Continue the passage on women's underrepresentation in senior leadership, picking up after its last sentence.

**Supplied passage:**
━━━━━━━━━━━━━━━━
While the gender pay gap and the “glass ceiling” aren’t new topics of conversation, more companies have begun committing to working toward a future of true equity. Yet progress remains slow, and women still aren’t adequately represented at the highest levels of leadership: McKinsey’s 2021 Women in the Workplace report found that just one in five C-suite positions are occupied by a woman, and just one in 25 by a woman of color. At the same time, white men occupy less than one-half of the workplace (38%) but make up a significant majority (85%) of executive positions at large- and mid-size companies.

Causes and Barriers to Progress

When it comes to hiring and promoting, research shows that women are simply not considered when major seats or jobs open up. The McKinsey report also found that, overall, women are hired and promoted at a lower rate than men, giving women far fewer opportunities to make it into management and have a chance at assuming the most senior roles. Another study from Yale Insights found that women are not promoted at the same rate as men because managers underestimate their leadership potential, even when those same women are outperforming their male peers on assessments of current performance.
━━━━━━━━━━━━━━━━
**Record excerpts:**
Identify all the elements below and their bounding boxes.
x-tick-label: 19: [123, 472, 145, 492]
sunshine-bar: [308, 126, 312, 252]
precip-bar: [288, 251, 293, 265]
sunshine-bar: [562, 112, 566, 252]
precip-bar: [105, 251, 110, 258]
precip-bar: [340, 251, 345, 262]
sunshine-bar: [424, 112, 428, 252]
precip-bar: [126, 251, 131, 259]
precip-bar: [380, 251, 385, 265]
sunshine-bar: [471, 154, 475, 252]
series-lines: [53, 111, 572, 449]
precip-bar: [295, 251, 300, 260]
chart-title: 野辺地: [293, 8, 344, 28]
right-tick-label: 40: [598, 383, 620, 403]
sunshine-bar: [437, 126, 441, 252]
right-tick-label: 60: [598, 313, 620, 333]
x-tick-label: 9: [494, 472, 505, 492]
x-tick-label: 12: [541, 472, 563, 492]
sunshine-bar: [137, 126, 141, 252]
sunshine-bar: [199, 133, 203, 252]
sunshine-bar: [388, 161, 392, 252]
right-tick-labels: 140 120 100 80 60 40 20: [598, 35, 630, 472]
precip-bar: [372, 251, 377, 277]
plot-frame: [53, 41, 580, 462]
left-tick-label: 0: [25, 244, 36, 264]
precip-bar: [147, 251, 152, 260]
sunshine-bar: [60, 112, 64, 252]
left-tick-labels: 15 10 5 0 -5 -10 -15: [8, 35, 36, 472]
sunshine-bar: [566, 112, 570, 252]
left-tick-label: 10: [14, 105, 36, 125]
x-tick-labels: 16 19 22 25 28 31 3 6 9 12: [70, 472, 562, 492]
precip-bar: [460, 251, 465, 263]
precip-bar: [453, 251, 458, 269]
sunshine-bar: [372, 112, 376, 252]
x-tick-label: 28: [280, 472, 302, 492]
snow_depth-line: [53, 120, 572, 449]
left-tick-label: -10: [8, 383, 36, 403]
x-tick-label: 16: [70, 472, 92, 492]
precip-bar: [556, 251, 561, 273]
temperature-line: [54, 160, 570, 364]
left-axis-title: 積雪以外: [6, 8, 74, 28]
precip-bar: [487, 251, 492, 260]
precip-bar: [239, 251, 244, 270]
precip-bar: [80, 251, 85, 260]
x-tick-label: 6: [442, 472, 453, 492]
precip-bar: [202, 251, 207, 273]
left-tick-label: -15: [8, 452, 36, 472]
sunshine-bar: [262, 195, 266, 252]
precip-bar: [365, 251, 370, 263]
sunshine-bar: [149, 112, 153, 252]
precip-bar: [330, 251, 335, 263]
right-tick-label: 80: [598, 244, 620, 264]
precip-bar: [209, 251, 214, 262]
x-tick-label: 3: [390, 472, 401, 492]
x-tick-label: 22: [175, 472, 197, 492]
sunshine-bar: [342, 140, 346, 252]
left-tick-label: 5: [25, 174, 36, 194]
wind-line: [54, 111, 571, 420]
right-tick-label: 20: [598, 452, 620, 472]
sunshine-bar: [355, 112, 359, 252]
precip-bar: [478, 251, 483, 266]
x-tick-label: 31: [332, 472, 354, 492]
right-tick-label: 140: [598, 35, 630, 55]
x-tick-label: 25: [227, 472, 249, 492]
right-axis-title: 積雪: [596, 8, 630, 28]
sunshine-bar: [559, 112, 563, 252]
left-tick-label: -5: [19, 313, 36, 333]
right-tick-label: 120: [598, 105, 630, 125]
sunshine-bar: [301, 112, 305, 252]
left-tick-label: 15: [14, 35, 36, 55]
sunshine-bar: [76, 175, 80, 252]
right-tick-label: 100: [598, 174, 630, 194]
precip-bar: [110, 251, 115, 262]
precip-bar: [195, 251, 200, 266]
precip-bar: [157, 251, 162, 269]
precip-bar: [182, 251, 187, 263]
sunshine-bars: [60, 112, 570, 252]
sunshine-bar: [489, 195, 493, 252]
━━━━━━━━━━━━━━━━
**Exercise response:**
But barriers to progress go beyond the hiring and promoting process. Regardless of role, the average woman is still earning about 15% less than the average male, a number that has remained relatively unchanged for the past 15 years, according to Pew Research.  In 2017, women earned 81.8 cents for every dollar a man made, according to the Institute for Women’s Policy Research, and today they make 84 cents for every dollar a man makes, a gain of approximately one-half of a cent gain each year.  This overall pay gap is due largely to the fact that women still don’t have equal access to the highest paying jobs.

A Human Priority and a Business Priority

A lack of women in leadership roles is not only unfair… it’s also bad for business. When it comes to unequal representation of women in the workplace, there are typically two types: horizontal segregation and vertical segregation. Horizontal segregation refers to women being clustered in lower-paying departments and/or roles (e.g., human resources, accounting, facilities) while men are clustered in higher-paying operational roles (e.g., product development, marketing and sales, general management). Vertical segregation refers to women being clustered at the bottom of the organization (e.g., entry level through middle management) while men are disproportionately represented at the highest levels (vice president and C-level roles).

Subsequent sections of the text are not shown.